▶ **Direction**: Find every line in the records below that holds the word "رکعات", and copy each one.
# Start of Provided entries
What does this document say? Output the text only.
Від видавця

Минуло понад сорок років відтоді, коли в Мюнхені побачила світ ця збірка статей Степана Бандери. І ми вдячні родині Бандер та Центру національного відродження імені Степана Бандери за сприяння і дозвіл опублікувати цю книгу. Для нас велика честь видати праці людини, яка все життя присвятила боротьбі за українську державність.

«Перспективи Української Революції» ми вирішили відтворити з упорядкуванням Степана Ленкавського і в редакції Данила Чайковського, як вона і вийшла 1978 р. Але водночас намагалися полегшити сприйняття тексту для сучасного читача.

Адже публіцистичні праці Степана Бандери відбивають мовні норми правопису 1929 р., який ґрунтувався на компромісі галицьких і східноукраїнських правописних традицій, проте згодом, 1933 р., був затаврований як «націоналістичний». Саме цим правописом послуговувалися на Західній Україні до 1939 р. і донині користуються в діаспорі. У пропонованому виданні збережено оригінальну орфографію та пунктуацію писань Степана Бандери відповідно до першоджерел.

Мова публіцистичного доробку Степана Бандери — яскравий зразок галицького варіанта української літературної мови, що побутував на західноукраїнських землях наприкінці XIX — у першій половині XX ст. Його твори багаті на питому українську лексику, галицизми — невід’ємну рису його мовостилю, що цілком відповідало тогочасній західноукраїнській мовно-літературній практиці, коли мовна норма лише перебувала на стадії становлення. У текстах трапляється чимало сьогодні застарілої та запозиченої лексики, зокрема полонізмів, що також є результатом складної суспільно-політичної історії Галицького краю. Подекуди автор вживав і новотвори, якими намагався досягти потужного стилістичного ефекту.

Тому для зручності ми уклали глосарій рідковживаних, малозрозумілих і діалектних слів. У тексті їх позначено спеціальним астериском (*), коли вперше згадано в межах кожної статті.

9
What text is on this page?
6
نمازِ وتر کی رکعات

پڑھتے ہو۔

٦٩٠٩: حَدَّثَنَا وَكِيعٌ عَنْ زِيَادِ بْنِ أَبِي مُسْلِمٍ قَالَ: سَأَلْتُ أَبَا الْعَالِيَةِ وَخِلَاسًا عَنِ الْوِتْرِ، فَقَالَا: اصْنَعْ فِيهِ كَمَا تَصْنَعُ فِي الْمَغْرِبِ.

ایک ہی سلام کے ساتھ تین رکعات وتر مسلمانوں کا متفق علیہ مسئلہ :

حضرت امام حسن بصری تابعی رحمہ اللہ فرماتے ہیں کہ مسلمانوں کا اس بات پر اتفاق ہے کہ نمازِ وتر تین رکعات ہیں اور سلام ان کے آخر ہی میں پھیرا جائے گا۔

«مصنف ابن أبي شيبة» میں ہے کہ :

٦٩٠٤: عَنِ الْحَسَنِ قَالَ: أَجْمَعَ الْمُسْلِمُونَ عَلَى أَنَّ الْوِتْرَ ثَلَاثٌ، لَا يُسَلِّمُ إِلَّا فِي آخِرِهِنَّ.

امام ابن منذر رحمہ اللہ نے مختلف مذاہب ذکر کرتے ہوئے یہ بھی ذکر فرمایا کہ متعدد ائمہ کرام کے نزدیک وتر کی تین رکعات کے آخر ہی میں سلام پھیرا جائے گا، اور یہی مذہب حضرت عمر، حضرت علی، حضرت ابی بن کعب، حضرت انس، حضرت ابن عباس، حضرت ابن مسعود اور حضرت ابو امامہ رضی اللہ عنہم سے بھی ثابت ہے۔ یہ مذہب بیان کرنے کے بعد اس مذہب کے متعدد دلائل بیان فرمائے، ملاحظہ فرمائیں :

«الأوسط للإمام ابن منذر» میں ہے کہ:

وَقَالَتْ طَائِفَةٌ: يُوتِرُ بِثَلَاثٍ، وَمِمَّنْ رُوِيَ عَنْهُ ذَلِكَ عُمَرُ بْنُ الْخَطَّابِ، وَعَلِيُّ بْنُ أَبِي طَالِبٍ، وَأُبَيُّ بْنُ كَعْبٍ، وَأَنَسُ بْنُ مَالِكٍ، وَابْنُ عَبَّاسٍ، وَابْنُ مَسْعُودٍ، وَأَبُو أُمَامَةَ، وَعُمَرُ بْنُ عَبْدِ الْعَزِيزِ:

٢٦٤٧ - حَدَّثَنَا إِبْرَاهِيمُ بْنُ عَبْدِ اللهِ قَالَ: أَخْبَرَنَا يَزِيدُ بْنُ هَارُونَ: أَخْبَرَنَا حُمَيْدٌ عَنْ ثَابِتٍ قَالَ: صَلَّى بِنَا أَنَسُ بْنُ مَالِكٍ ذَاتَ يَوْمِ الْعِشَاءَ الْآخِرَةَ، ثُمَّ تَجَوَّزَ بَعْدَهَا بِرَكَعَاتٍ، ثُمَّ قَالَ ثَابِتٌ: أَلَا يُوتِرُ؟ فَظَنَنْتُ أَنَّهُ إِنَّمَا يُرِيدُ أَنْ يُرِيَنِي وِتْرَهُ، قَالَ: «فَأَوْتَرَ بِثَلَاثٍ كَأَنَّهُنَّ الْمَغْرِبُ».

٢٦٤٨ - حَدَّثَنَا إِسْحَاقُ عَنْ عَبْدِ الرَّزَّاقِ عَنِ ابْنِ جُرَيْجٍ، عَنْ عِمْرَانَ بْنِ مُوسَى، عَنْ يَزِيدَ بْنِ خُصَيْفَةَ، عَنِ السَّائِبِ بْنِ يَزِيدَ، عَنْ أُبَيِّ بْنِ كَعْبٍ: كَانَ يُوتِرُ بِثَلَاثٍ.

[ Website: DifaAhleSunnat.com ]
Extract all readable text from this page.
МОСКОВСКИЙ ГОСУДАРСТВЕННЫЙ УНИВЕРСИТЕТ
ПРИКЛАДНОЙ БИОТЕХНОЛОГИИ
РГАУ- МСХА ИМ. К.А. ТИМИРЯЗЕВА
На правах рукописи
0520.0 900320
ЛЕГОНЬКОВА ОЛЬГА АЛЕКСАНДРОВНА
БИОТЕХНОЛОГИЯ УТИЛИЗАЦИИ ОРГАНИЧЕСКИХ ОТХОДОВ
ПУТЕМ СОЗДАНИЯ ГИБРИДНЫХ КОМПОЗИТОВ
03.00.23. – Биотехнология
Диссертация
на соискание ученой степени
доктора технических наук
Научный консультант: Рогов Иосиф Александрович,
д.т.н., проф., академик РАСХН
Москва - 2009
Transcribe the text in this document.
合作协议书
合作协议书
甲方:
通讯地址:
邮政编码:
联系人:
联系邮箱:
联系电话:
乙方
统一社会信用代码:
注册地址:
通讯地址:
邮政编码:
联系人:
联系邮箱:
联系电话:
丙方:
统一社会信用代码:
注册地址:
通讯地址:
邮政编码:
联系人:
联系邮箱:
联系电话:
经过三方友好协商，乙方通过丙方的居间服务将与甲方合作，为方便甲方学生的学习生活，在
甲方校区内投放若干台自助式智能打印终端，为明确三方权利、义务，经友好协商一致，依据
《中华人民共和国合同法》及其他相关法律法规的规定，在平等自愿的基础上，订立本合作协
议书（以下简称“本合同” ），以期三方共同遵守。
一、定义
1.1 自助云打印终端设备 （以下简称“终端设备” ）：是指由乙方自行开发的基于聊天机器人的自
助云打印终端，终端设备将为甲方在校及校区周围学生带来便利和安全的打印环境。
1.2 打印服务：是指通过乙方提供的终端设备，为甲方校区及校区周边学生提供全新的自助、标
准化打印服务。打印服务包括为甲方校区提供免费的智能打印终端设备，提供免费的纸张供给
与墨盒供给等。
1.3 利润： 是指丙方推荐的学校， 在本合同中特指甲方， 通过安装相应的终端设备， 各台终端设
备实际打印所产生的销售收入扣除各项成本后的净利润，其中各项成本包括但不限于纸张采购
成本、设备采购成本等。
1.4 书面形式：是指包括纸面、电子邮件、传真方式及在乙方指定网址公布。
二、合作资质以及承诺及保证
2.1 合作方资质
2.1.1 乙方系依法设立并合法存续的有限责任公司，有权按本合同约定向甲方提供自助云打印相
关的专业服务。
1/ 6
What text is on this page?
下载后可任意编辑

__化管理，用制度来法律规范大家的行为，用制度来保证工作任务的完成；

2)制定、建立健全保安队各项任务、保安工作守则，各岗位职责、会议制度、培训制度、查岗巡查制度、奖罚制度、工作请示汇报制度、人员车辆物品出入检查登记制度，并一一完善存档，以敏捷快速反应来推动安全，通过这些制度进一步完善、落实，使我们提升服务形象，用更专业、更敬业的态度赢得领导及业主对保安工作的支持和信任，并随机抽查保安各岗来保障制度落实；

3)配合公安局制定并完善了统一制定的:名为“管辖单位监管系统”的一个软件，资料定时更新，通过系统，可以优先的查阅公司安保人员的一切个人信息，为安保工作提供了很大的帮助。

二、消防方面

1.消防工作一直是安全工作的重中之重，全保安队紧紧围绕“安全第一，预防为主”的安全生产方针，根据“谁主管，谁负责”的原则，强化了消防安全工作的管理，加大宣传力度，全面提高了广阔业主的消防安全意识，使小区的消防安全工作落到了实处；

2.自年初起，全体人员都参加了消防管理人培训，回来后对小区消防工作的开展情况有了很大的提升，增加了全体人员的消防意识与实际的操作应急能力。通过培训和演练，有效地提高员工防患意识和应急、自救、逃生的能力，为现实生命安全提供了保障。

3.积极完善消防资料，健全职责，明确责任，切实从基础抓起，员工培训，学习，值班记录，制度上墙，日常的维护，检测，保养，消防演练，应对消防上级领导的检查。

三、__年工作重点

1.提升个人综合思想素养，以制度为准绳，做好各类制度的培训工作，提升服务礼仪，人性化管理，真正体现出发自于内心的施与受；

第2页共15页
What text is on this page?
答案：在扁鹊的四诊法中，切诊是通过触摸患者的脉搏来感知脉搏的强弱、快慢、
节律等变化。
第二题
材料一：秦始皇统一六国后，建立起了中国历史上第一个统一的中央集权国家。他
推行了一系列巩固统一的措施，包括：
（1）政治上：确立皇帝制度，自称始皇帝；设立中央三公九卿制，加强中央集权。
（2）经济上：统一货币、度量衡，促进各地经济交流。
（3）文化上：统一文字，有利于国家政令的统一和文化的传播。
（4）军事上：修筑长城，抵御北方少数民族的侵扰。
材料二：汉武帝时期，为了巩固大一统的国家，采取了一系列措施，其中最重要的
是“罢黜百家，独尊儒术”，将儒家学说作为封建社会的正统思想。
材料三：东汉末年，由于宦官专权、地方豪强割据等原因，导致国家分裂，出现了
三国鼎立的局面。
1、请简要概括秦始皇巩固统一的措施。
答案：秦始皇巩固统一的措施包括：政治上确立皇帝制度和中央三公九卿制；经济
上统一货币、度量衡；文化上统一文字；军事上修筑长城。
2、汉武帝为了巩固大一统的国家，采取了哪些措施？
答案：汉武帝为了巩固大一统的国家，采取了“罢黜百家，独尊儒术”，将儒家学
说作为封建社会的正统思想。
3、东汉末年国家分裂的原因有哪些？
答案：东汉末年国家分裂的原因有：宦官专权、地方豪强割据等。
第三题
# End of Provided entries
▶ **Written answer**:
نمازِ وتر کی رکعات
ایک ہی سلام کے ساتھ تین رکعات وتر مسلمانوں کا متفق علیہ مسئلہ :
حضرت امام حسن بصری تابعی رحمہ اللہ فرماتے ہیں کہ مسلمانوں کا اس بات پر اتفاق ہے کہ نمازِ وتر تین رکعات ہیں اور سلام ان کے آخر ہی میں پھیرا جائے گا۔
امام ابن منذر رحمہ اللہ نے مختلف مذاہب ذکر کرتے ہوئے یہ بھی ذکر فرمایا کہ متعدد ائمہ کرام کے نزدیک وتر کی تین رکعات کے آخر ہی میں سلام پھیرا جائے گا، اور یہی مذہب حضرت عمر، حضرت علی، حضرت ابی بن کعب، حضرت انس، حضرت ابن عباس، حضرت ابن مسعود اور حضرت ابو امامہ رضی اللہ عنہم سے بھی ثابت ہے۔ یہ مذہب بیان کرنے کے بعد اس مذہب کے متعدد دلائل بیان فرمائے، ملاحظہ فرمائیں :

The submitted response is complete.